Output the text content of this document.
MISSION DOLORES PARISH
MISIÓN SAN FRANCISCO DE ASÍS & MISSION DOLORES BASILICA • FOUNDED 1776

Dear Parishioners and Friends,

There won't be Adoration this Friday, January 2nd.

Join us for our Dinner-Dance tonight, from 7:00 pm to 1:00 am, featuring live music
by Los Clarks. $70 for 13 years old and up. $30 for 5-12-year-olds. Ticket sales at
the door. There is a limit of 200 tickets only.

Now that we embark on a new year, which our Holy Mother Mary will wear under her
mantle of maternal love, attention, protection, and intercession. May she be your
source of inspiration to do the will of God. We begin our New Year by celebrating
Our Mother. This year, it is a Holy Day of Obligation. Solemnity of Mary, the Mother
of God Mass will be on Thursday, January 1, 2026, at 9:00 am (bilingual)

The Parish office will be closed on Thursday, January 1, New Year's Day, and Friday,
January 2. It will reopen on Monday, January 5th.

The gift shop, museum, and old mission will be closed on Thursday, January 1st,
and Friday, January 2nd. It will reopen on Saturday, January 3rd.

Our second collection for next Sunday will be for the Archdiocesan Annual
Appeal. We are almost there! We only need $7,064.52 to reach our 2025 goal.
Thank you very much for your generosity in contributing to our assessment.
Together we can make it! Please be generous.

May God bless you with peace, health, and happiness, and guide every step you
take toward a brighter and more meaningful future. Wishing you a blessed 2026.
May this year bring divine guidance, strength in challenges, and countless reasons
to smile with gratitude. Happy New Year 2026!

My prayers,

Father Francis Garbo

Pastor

----------------------------------------

--- Task details ---
Return solely the number of lines in the data that include the word "only".

--- Solution for this exercise ---
2